Search the material below for the string "from" and extract each line that has it.

-=-=-

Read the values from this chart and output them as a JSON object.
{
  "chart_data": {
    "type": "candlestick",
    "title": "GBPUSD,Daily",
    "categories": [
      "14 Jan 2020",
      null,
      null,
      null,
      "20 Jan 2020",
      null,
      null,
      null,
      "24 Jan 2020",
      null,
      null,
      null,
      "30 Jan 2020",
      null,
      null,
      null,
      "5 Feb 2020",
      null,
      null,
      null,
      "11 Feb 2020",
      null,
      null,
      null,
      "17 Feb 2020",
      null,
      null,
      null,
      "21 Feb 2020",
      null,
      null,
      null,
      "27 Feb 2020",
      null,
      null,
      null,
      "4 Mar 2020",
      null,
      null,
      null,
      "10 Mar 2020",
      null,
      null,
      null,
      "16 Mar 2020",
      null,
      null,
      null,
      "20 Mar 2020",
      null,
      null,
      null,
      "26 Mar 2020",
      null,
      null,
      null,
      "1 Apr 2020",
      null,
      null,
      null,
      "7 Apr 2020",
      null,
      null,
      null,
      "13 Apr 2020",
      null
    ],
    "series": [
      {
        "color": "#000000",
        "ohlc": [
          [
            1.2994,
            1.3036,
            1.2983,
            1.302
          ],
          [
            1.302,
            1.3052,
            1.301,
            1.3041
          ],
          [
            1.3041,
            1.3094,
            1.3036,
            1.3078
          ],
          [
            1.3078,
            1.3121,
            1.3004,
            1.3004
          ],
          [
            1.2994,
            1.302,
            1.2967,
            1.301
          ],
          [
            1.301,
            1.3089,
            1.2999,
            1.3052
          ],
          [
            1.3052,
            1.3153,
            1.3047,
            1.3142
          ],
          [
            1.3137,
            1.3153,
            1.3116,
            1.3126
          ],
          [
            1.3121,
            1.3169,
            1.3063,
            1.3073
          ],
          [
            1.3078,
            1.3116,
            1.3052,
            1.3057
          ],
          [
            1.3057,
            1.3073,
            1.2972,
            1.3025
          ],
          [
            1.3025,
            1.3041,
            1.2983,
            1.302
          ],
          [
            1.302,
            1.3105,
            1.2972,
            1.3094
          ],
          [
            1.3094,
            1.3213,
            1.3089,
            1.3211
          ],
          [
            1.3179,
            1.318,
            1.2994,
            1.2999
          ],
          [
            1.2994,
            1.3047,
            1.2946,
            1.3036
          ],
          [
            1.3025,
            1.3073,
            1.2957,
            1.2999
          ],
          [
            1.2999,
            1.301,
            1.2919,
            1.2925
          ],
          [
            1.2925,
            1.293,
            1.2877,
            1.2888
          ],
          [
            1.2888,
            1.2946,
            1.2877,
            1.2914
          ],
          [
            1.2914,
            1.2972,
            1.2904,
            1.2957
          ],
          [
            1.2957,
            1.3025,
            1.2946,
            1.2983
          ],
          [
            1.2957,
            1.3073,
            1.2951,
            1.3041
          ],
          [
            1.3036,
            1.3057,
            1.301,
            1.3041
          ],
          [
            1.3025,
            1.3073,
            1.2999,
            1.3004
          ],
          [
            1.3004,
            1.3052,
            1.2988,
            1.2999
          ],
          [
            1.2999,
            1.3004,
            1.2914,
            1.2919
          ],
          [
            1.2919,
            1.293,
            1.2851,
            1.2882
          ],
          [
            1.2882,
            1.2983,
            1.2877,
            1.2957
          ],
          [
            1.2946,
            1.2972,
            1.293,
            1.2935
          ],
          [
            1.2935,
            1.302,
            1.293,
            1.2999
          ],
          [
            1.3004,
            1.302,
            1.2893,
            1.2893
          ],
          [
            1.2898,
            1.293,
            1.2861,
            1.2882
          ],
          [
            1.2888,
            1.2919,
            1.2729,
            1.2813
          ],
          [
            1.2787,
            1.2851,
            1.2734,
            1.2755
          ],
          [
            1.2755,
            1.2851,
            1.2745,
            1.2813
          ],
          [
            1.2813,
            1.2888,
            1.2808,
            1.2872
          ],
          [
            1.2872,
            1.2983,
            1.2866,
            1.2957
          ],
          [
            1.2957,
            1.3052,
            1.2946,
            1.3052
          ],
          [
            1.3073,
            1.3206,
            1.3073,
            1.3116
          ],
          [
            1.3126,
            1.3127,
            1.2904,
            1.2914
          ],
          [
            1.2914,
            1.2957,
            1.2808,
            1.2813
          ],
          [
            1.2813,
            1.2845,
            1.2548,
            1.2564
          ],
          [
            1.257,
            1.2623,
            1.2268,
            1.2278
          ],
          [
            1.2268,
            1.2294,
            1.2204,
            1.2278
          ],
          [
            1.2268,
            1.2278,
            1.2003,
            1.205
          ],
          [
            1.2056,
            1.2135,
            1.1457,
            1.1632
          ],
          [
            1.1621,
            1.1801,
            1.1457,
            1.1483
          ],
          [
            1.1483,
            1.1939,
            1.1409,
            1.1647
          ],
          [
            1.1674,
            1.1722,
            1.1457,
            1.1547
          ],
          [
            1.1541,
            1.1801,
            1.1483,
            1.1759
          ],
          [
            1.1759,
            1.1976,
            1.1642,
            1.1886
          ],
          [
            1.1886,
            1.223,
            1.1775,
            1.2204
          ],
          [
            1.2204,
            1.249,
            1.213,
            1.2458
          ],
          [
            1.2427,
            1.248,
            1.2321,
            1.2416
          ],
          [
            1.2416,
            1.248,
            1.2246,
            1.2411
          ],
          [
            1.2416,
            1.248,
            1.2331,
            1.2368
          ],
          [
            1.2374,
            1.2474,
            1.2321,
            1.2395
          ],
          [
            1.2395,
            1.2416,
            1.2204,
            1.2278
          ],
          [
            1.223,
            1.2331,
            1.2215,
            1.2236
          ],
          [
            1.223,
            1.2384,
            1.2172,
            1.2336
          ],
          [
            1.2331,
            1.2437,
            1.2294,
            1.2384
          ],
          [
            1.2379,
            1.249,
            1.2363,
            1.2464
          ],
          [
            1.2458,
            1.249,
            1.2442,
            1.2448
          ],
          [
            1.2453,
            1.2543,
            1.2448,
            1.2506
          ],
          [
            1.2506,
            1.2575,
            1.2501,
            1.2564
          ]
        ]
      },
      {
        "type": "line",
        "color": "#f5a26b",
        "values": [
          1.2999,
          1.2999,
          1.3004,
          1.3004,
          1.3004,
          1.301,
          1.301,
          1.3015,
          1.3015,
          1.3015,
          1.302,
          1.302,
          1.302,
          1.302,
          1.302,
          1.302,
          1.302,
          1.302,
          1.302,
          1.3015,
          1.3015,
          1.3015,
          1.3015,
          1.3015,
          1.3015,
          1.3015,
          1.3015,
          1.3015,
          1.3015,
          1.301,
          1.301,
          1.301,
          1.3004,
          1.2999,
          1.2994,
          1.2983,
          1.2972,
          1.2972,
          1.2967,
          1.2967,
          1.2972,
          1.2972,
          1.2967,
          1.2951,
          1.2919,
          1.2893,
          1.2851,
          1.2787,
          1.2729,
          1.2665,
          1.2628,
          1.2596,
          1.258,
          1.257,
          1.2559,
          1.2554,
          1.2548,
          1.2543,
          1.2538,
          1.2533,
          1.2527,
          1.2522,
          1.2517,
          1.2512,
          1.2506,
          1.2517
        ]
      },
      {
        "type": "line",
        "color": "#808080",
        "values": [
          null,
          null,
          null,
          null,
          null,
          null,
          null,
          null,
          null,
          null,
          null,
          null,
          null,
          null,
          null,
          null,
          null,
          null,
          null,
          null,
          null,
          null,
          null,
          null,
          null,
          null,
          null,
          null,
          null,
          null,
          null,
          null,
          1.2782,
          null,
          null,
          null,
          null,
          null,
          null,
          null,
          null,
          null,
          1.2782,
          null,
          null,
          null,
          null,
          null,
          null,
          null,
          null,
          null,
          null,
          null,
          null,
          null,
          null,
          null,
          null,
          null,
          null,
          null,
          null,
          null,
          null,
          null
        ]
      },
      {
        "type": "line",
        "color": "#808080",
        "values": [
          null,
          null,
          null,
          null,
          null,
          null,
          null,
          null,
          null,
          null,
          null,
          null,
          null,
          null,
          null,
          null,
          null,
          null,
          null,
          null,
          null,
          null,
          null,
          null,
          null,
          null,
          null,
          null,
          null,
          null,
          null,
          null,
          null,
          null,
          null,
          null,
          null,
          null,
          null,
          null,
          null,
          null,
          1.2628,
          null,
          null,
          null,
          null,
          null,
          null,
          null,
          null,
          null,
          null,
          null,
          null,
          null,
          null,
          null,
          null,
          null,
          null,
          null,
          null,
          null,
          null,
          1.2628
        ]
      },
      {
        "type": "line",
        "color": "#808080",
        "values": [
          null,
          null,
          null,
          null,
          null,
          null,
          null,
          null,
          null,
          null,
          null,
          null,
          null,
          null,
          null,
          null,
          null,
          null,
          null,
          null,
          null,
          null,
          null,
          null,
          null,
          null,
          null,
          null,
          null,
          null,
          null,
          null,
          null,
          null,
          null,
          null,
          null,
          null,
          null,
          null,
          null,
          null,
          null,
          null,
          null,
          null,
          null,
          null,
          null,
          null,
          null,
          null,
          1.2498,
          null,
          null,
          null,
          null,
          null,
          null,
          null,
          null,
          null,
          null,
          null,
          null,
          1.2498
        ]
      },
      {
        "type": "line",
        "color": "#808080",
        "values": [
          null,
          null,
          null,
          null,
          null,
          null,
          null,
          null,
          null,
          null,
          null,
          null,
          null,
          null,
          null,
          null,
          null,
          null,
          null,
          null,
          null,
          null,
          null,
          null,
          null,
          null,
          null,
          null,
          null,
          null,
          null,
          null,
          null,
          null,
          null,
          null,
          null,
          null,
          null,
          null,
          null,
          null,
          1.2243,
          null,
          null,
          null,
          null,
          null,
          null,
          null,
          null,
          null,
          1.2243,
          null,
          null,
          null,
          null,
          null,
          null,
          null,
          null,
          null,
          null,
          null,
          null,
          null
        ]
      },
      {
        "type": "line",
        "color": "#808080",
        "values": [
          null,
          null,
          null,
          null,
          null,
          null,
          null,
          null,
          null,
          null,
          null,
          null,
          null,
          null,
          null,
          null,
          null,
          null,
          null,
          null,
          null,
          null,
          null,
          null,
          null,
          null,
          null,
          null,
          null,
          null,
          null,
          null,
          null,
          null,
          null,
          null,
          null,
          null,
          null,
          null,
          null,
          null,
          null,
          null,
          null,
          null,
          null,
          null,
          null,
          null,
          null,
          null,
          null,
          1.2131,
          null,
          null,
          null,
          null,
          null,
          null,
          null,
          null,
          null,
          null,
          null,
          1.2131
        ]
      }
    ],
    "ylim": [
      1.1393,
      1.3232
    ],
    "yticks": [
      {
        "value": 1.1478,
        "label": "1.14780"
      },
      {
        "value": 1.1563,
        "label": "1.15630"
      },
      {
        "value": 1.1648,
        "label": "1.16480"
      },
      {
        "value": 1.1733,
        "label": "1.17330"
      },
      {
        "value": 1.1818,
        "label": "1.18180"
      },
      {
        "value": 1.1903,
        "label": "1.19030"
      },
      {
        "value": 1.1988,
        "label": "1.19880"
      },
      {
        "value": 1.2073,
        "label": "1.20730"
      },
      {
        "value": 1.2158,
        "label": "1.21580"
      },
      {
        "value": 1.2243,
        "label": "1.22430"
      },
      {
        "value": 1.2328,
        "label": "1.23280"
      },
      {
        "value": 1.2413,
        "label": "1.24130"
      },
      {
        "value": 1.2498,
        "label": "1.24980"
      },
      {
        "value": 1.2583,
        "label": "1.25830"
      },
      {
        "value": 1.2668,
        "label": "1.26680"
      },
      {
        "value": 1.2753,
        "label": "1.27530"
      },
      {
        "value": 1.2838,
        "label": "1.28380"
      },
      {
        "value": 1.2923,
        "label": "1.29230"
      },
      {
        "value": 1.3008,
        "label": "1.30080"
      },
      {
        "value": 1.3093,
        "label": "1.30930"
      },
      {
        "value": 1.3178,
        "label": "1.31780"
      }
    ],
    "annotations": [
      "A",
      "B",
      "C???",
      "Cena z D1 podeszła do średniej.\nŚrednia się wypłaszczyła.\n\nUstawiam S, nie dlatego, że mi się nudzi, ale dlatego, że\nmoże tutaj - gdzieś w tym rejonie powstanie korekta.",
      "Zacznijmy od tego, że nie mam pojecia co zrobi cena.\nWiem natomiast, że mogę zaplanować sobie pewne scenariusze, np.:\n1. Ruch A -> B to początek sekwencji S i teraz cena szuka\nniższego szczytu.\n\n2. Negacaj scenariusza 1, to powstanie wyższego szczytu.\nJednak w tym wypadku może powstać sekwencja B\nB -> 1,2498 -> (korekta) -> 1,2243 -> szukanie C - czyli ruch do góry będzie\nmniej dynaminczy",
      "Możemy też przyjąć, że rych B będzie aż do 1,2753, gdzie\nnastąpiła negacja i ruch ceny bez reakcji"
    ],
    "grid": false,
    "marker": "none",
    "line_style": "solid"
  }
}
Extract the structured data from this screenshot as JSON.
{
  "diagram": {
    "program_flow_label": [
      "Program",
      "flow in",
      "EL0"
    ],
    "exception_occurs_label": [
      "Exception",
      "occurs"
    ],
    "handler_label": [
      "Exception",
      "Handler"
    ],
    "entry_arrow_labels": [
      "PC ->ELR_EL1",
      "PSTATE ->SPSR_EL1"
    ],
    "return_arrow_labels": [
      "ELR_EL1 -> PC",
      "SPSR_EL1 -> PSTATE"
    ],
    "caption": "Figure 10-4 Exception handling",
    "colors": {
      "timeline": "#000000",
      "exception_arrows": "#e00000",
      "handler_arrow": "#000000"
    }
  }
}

-=-=-

• _Solution to the problem_:
Read the values from this chart and output them as a JSON object.
Extract the structured data from this screenshot as JSON.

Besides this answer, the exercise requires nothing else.